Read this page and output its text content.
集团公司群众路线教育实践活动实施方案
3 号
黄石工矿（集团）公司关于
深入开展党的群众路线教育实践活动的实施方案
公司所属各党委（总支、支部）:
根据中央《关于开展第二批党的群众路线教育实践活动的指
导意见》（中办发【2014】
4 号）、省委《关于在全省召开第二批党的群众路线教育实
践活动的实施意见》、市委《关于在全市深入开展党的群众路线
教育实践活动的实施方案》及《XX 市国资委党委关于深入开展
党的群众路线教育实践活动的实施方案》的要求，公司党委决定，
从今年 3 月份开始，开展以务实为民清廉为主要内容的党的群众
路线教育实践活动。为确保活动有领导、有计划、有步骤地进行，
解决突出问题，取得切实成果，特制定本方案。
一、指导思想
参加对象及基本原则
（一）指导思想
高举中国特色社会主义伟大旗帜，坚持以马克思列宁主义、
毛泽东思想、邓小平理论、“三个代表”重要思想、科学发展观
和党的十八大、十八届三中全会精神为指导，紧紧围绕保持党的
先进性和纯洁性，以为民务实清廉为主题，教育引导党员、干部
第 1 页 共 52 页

----------

[REQUEST]: Give the entries again in full, exactly as they are written.

[TASK OUTPUT]:
Read this page and output its text content.
集团公司群众路线教育实践活动实施方案
3 号
黄石工矿（集团）公司关于
深入开展党的群众路线教育实践活动的实施方案
公司所属各党委（总支、支部）:
根据中央《关于开展第二批党的群众路线教育实践活动的指
导意见》（中办发【2014】
4 号）、省委《关于在全省召开第二批党的群众路线教育实
践活动的实施意见》、市委《关于在全市深入开展党的群众路线
教育实践活动的实施方案》及《XX 市国资委党委关于深入开展
党的群众路线教育实践活动的实施方案》的要求，公司党委决定，
从今年 3 月份开始，开展以务实为民清廉为主要内容的党的群众
路线教育实践活动。为确保活动有领导、有计划、有步骤地进行，
解决突出问题，取得切实成果，特制定本方案。
一、指导思想
参加对象及基本原则
（一）指导思想
高举中国特色社会主义伟大旗帜，坚持以马克思列宁主义、
毛泽东思想、邓小平理论、“三个代表”重要思想、科学发展观
和党的十八大、十八届三中全会精神为指导，紧紧围绕保持党的
先进性和纯洁性，以为民务实清廉为主题，教育引导党员、干部
第 1 页 共 52 页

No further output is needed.